Using the material below, copy every line where "water" appears.

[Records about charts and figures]
--- Begin ---

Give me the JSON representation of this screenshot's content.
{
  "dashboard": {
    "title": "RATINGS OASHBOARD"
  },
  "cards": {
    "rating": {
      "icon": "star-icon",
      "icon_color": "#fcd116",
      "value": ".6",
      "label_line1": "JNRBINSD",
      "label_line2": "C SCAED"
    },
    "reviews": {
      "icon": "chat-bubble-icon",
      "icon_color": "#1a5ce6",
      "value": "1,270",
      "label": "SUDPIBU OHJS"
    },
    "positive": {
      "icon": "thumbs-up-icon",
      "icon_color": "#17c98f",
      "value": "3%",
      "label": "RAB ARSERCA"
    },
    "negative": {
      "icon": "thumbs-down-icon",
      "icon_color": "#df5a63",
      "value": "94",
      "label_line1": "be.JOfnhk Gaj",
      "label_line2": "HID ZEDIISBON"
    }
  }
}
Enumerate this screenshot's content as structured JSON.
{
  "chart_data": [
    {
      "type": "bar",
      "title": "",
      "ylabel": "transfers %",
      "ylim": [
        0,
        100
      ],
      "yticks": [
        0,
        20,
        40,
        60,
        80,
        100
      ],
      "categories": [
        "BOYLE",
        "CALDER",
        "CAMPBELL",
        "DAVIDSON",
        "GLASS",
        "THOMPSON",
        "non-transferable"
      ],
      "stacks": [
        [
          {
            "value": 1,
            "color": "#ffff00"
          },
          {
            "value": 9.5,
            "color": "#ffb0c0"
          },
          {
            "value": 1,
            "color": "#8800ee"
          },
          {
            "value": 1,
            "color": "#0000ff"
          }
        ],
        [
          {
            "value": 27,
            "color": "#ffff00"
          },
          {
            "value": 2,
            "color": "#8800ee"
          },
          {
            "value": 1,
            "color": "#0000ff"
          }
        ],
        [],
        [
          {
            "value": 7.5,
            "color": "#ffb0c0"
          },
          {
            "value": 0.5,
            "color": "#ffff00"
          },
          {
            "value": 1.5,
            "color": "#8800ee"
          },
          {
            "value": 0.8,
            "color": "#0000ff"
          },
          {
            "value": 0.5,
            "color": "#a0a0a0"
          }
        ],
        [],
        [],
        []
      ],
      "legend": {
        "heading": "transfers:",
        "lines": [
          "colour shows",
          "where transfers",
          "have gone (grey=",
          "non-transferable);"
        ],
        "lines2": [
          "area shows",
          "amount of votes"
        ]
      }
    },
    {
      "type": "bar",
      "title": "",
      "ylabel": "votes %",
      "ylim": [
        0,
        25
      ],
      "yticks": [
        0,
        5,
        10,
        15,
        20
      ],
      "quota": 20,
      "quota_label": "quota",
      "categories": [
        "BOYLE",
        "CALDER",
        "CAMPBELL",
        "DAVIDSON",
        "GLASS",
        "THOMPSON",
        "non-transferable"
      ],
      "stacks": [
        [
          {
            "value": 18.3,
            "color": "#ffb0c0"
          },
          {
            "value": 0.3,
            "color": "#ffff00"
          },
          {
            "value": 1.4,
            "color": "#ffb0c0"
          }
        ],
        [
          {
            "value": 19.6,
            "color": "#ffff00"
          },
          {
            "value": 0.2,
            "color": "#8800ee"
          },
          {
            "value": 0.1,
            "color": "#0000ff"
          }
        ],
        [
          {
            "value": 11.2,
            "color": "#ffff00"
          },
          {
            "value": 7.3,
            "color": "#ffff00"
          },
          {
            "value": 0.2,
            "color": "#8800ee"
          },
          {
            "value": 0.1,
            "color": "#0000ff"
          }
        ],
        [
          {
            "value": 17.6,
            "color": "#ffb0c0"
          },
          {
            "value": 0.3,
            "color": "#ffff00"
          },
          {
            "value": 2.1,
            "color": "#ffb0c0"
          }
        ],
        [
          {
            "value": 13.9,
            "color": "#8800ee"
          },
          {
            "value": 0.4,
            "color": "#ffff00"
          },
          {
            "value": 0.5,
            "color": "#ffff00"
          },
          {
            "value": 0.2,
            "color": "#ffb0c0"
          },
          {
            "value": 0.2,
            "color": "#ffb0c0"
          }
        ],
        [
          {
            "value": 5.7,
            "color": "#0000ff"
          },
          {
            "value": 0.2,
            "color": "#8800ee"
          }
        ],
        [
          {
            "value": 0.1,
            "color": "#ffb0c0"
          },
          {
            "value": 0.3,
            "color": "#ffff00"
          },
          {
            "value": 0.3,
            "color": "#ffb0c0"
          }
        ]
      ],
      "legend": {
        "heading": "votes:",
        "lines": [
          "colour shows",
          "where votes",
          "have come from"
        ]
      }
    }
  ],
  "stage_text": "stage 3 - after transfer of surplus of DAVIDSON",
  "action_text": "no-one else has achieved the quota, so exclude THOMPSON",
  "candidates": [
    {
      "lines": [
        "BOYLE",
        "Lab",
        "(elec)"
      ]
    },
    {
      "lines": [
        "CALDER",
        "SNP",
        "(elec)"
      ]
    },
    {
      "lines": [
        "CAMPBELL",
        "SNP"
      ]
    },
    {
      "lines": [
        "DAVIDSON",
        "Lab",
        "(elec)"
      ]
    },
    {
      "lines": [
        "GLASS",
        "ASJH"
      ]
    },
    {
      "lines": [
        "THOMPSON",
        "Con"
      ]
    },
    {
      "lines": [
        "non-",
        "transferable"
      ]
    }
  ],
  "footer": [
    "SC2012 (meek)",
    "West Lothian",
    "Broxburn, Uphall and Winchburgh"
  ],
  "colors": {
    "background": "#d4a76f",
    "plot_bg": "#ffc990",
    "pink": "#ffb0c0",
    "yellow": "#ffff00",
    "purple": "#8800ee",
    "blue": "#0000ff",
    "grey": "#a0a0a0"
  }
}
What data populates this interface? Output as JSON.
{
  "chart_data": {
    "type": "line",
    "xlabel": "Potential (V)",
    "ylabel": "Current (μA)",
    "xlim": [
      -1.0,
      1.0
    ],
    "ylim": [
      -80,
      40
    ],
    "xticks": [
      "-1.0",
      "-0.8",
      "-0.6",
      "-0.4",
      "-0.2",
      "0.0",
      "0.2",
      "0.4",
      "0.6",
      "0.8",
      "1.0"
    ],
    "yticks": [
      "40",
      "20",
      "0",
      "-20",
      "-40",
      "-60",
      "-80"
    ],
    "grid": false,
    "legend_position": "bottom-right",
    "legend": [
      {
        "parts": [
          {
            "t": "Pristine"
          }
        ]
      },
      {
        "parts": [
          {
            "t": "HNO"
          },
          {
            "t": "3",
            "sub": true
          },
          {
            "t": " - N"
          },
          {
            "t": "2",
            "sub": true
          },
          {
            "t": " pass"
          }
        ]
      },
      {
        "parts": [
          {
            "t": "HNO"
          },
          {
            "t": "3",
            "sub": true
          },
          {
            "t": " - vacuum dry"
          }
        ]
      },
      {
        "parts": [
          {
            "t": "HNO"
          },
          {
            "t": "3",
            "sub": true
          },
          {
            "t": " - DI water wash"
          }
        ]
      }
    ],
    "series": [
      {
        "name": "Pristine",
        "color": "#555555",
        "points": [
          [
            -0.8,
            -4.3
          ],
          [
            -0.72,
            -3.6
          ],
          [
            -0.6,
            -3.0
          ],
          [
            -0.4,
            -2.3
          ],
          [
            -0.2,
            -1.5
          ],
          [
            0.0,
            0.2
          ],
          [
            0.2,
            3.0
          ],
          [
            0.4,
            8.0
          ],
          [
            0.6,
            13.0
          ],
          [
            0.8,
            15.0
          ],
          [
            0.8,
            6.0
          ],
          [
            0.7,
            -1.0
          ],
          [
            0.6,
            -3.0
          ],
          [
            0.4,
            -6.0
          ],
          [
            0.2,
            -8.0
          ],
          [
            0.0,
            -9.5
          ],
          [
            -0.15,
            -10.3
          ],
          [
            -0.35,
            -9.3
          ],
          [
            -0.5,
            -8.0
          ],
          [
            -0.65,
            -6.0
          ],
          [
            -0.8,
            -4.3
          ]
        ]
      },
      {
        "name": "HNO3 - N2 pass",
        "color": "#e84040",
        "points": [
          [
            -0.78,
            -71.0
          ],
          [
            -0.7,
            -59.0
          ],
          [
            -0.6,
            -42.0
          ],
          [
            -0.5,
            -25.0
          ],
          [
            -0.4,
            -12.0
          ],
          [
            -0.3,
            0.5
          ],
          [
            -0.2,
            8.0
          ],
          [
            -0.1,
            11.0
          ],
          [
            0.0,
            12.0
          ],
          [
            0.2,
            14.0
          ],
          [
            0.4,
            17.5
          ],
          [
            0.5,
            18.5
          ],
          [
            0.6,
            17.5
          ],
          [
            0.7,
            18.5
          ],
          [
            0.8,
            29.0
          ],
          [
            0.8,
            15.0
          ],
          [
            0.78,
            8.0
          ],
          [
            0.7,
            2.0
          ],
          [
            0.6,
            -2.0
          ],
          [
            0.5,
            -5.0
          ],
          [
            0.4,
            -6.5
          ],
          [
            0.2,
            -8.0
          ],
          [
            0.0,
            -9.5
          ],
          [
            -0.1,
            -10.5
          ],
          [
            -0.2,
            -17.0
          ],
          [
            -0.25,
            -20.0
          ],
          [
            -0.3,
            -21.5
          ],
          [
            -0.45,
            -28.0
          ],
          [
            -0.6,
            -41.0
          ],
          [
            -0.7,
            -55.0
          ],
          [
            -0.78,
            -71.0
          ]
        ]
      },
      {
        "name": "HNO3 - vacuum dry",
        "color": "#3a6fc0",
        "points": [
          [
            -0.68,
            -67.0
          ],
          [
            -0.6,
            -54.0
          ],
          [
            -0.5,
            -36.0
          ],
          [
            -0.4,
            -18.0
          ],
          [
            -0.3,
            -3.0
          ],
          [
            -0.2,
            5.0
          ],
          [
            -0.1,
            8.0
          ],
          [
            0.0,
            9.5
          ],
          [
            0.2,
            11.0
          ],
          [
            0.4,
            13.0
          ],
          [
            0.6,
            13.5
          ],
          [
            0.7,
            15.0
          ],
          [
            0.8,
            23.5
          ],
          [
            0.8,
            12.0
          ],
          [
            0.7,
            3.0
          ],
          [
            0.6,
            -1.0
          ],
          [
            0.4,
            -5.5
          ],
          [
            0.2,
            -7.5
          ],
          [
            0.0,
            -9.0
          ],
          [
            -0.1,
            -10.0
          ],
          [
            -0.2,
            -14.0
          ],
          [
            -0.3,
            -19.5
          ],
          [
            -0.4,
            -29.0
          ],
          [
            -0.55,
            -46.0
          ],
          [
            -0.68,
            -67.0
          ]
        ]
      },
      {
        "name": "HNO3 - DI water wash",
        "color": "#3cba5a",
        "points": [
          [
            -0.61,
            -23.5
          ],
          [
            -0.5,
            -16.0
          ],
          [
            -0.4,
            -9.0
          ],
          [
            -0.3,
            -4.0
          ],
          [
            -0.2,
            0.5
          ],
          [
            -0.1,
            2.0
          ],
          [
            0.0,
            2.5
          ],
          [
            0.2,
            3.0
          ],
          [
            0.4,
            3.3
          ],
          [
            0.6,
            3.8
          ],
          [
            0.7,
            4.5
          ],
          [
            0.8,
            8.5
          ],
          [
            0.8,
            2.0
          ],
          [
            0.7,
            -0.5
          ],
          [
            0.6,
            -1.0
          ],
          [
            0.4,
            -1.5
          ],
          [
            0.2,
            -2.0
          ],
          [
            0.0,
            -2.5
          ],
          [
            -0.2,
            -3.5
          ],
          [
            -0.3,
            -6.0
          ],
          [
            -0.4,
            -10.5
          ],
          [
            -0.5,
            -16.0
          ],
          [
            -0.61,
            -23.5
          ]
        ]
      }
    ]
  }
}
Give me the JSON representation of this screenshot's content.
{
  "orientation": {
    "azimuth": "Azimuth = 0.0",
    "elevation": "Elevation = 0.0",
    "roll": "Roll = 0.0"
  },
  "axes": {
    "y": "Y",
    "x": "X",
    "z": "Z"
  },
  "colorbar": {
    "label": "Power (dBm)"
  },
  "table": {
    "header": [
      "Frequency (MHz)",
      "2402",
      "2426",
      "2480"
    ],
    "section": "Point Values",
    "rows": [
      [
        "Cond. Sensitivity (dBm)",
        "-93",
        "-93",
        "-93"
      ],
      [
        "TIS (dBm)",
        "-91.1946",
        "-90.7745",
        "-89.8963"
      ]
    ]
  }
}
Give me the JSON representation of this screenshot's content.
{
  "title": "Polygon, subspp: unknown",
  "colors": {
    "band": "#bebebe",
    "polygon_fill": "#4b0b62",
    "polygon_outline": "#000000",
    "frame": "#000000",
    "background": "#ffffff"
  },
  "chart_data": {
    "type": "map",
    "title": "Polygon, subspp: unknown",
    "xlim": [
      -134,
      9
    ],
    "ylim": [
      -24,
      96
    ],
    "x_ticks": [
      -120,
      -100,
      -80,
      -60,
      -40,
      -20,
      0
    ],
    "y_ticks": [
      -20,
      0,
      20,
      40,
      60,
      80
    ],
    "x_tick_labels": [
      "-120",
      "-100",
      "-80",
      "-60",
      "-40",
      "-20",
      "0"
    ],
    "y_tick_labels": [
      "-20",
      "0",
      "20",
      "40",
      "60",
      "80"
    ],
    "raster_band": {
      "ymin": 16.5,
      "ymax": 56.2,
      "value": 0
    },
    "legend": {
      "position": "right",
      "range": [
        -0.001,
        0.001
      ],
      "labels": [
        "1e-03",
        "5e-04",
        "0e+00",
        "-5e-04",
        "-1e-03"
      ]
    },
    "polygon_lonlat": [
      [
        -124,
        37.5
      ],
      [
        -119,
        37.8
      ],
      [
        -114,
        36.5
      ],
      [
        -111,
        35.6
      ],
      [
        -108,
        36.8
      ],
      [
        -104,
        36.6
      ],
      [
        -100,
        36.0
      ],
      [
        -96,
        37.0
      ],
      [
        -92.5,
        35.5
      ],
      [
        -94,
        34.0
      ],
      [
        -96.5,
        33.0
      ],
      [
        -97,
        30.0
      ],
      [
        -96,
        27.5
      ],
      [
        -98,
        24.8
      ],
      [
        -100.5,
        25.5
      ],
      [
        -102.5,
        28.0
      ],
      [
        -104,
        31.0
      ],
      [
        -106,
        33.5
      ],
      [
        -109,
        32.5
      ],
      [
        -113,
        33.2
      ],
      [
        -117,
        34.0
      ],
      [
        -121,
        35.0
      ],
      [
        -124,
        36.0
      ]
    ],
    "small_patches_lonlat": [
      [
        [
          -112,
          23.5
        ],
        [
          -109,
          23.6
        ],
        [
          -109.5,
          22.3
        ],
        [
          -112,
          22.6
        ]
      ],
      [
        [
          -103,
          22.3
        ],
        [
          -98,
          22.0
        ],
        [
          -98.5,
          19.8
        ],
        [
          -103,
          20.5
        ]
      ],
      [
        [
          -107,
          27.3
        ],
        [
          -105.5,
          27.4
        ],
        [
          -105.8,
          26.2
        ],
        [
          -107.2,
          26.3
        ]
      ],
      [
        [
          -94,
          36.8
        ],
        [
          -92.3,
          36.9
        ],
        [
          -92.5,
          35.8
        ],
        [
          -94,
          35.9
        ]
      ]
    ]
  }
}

--- End ---

## TASK OUTPUT
            "t": " - DI water wash"
        "name": "HNO3 - DI water wash",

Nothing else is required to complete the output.